Your task is to copy each line that has the word "Sertifika".

'''

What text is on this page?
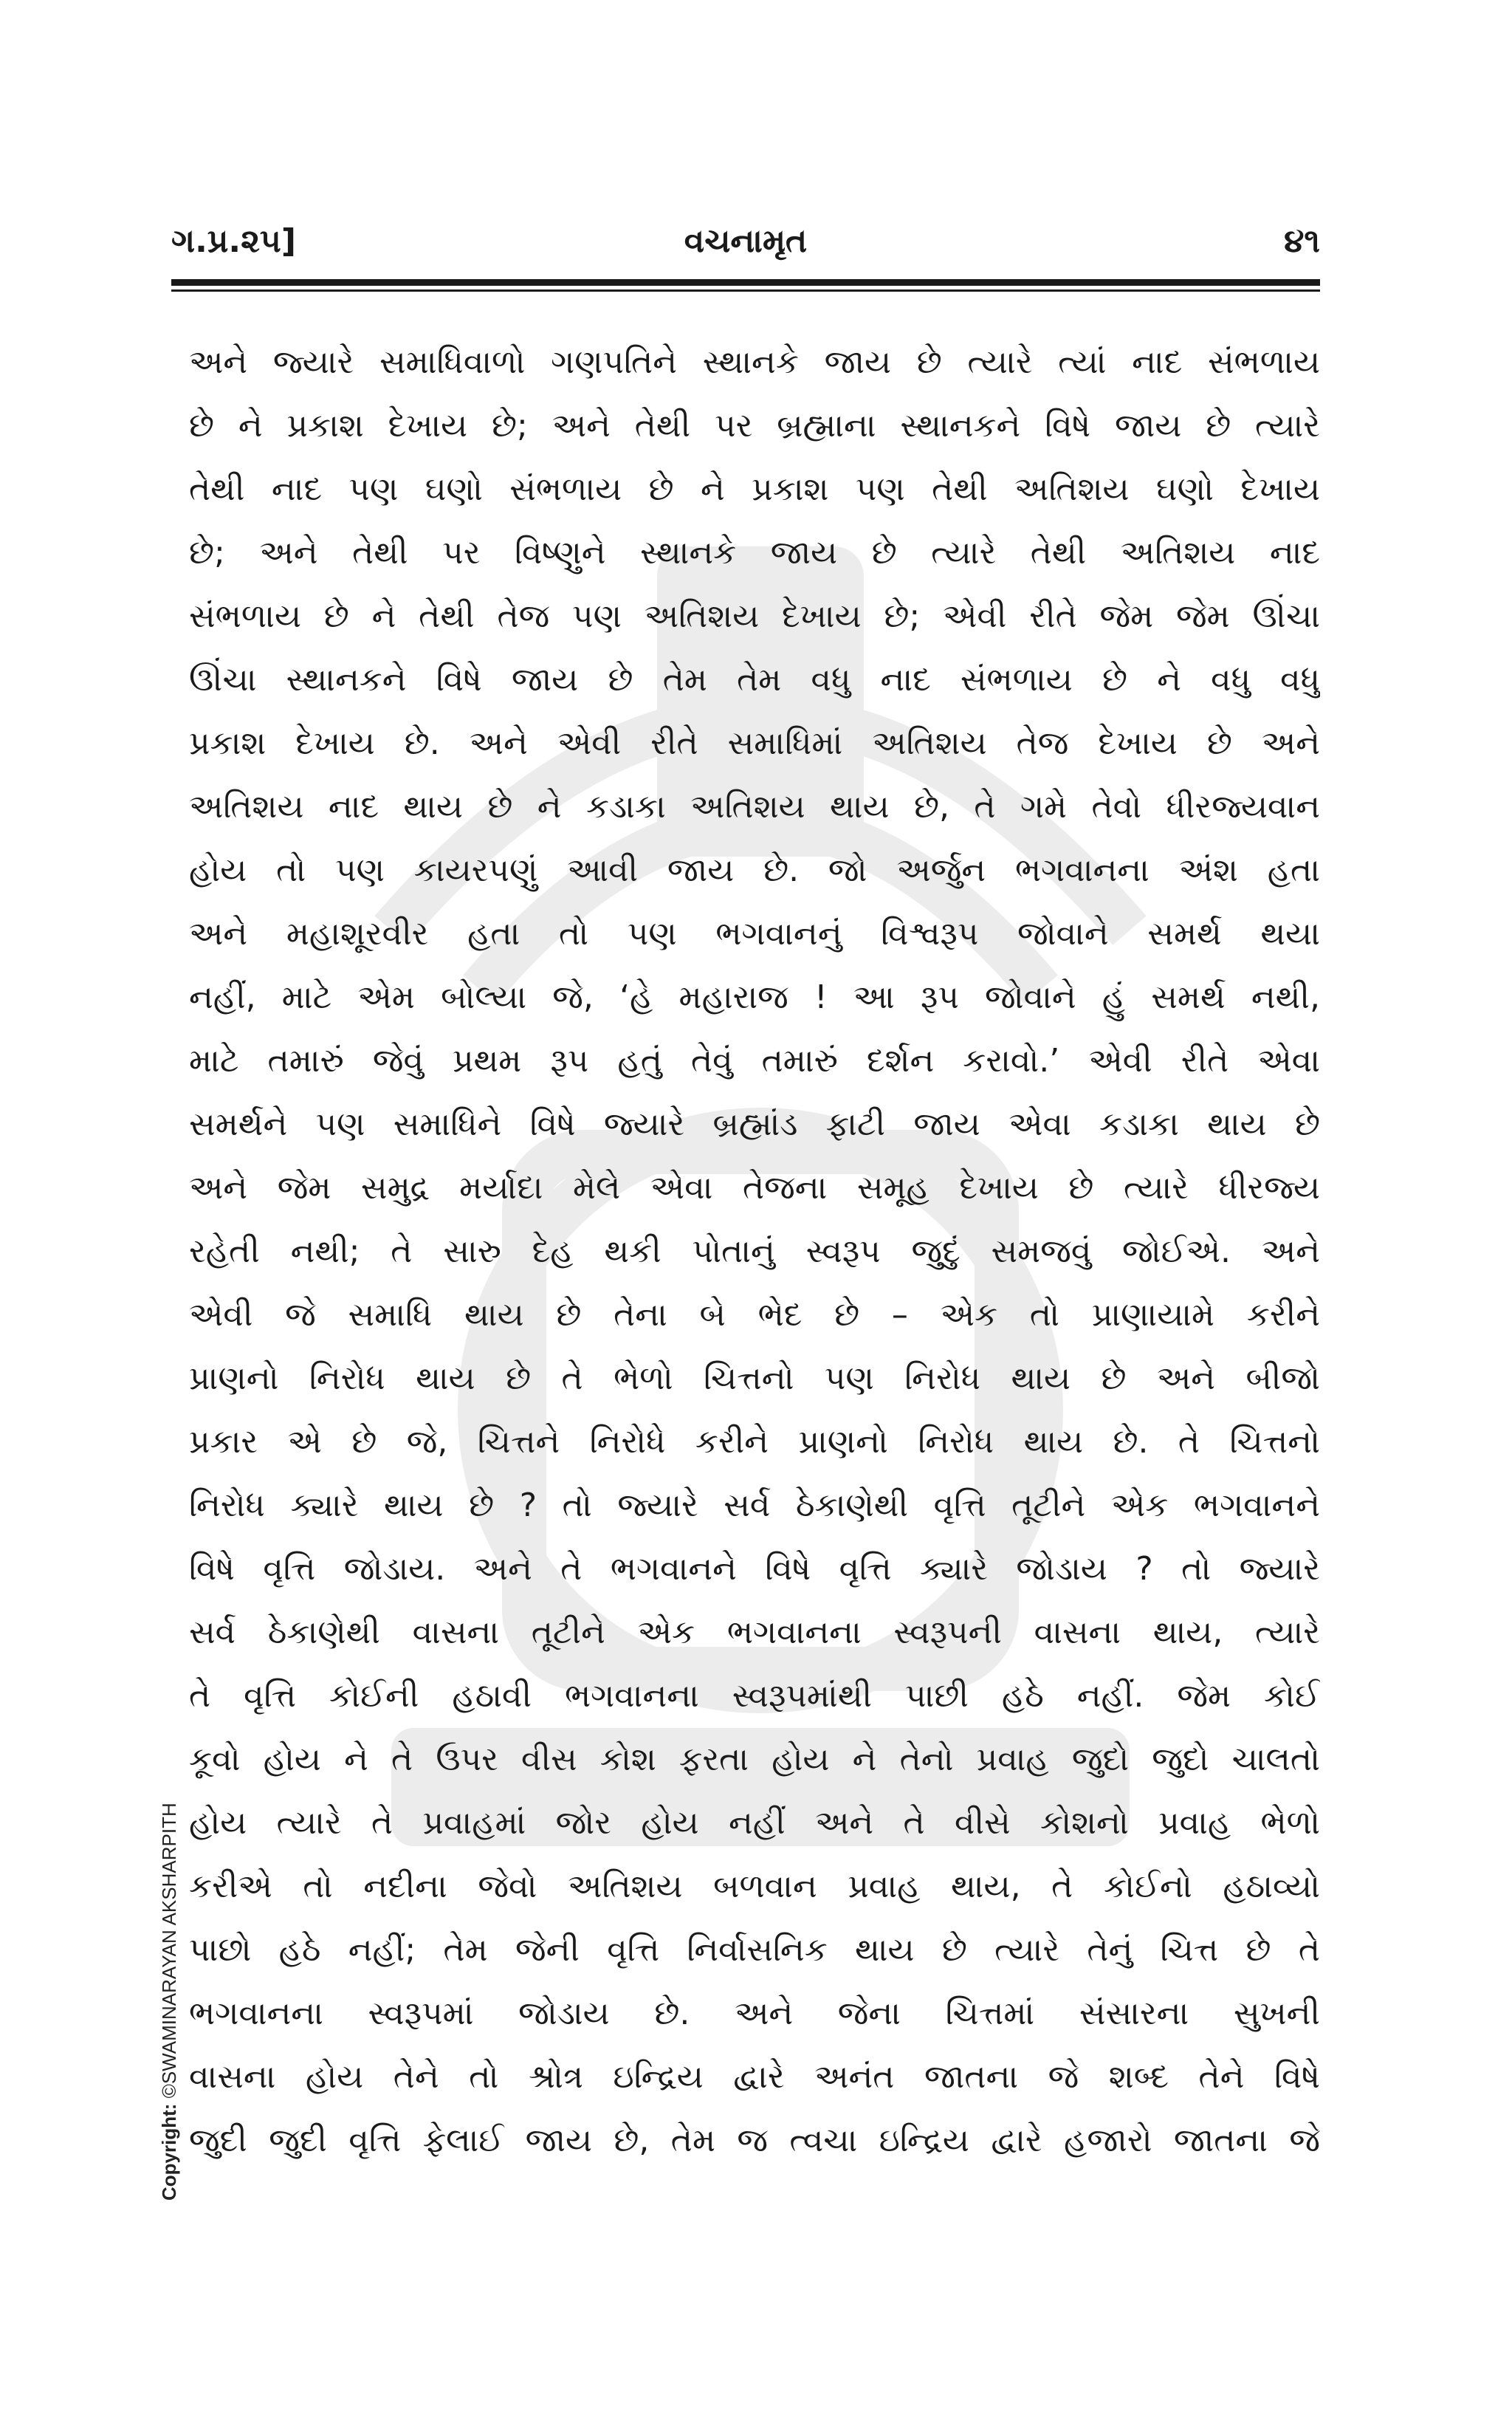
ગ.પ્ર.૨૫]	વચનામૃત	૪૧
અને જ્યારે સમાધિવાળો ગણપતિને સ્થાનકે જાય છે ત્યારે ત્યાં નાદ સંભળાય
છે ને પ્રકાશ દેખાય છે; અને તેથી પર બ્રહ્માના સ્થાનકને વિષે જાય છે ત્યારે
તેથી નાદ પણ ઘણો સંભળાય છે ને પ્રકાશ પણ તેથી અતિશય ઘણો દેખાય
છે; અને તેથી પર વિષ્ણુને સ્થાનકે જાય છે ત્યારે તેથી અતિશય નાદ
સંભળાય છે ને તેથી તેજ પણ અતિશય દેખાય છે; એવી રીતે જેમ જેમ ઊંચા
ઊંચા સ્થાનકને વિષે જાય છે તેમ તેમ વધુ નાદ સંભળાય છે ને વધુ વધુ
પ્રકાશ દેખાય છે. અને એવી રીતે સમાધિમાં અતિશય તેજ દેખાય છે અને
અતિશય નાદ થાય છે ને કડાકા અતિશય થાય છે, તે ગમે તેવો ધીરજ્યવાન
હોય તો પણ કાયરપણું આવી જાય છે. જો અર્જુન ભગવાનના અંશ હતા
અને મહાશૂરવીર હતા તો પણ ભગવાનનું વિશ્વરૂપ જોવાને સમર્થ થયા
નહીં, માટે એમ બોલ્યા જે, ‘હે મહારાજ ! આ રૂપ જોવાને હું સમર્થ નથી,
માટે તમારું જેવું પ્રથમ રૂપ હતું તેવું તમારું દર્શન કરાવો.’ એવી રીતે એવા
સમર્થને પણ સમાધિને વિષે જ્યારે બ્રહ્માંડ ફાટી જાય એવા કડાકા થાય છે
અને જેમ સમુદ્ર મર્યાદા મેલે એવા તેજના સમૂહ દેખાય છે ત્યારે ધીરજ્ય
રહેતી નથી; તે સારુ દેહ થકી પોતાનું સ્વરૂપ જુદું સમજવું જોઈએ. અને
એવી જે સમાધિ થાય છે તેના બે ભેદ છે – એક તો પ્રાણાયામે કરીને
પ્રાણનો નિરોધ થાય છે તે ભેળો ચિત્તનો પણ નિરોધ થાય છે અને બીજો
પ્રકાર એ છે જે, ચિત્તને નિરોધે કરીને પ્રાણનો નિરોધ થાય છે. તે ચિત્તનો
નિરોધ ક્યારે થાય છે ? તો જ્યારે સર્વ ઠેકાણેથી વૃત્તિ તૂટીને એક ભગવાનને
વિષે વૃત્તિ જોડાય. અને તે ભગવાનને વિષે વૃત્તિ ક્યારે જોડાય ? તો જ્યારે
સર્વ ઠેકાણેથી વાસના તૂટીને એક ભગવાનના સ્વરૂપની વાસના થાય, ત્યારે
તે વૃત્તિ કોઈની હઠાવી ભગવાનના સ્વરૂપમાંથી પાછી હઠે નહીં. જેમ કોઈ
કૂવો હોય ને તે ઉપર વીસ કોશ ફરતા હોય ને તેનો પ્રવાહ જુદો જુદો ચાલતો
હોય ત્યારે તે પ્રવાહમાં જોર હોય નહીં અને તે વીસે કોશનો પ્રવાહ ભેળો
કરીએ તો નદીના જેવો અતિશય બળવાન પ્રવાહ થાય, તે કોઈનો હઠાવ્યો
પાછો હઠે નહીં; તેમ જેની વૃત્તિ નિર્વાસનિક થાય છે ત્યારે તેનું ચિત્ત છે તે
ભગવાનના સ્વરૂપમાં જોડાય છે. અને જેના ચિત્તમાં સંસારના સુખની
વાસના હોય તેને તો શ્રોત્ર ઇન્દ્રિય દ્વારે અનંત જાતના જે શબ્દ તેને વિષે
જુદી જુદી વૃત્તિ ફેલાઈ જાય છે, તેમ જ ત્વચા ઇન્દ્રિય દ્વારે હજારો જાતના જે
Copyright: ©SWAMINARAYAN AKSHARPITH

'''
'''

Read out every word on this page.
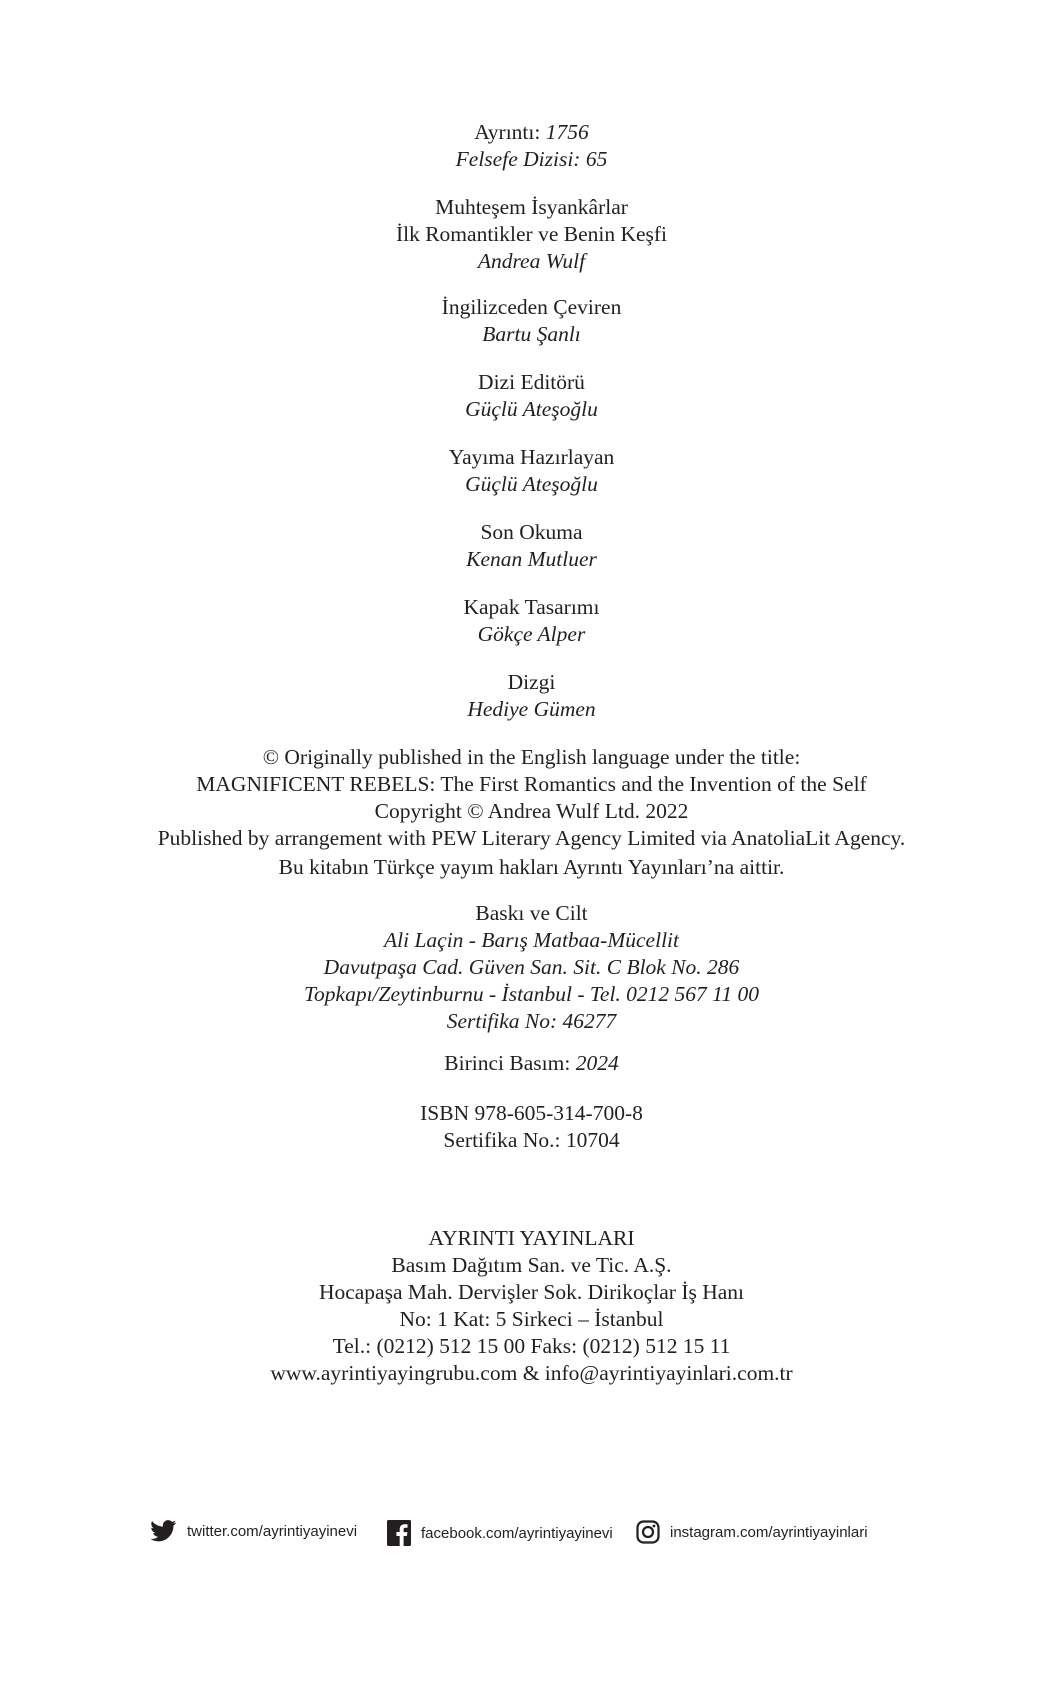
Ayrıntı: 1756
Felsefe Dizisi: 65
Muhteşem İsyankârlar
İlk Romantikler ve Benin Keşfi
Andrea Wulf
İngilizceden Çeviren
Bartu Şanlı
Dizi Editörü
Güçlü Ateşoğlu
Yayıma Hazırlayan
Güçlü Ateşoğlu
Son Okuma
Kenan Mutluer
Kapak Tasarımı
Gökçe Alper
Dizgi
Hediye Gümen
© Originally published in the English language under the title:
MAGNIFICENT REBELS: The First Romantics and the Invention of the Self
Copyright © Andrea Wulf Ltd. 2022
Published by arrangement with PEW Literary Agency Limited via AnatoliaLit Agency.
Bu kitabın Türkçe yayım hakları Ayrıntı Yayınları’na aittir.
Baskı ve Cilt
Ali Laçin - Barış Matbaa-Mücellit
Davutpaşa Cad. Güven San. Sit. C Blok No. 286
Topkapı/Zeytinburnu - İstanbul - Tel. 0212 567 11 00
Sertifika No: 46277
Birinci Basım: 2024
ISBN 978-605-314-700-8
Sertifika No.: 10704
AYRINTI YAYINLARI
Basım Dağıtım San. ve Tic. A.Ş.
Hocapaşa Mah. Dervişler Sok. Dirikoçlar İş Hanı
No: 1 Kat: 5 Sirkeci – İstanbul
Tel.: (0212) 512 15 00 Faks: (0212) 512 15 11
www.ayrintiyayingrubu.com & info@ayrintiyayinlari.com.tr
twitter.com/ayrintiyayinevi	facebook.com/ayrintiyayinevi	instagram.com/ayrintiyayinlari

'''
'''

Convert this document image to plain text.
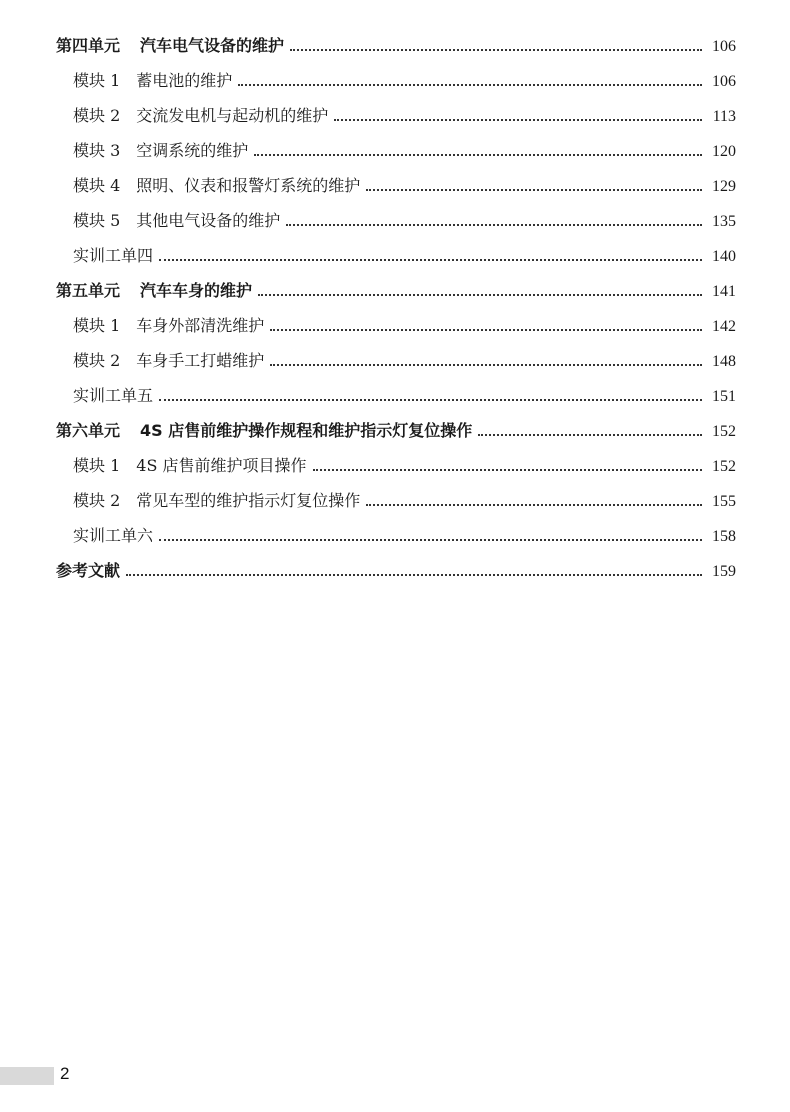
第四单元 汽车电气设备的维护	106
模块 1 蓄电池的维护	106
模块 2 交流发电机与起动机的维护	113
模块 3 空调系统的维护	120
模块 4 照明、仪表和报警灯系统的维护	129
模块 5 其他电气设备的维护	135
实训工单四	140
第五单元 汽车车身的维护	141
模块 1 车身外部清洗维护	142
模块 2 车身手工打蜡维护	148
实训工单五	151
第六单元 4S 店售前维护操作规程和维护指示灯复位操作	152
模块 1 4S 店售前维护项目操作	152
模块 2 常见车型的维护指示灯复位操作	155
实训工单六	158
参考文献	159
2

'''

▶ **EXPECTED ANSWER**
Sertifika No: 46277
Sertifika No.: 10704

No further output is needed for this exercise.